* Start AVAILABLE DATA *
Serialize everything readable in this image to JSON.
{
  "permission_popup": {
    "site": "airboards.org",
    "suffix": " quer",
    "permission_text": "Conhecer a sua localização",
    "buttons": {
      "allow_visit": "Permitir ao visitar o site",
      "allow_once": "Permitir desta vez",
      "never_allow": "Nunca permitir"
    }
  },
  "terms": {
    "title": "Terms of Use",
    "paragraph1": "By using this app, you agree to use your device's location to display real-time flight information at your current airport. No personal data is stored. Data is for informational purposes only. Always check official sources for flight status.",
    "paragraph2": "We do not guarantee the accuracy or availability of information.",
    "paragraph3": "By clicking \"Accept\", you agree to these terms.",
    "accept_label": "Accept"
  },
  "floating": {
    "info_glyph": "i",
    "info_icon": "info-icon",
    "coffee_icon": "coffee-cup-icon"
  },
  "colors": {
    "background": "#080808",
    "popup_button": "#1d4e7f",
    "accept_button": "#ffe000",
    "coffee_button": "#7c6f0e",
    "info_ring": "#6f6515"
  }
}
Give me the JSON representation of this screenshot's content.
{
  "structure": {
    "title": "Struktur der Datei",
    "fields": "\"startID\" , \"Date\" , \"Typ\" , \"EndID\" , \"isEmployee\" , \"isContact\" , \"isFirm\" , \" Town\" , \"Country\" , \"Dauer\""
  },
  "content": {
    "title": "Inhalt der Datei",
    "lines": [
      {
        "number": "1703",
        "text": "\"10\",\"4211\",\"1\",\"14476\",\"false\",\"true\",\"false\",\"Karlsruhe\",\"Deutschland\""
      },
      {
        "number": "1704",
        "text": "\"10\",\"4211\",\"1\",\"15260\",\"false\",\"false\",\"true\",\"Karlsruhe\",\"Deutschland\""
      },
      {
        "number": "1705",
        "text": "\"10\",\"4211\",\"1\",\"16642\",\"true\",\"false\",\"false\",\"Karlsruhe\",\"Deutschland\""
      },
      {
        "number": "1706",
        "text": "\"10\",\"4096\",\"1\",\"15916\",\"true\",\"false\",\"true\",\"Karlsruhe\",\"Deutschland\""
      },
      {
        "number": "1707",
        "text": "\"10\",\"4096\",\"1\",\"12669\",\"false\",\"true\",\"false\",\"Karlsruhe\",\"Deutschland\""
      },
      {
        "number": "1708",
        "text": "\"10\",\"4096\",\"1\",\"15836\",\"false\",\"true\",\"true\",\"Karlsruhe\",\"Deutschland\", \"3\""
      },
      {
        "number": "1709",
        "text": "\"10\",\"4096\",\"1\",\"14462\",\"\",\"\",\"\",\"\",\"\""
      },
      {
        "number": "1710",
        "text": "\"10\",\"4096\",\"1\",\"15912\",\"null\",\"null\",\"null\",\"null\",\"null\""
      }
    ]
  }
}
* End AVAILABLE DATA *
— EXERCISE BRIEF —
Copy all lines from the material that include "JSON".

— RESPONSE TO THE EXERCISE —
Serialize everything readable in this image to JSON.
Give me the JSON representation of this screenshot's content.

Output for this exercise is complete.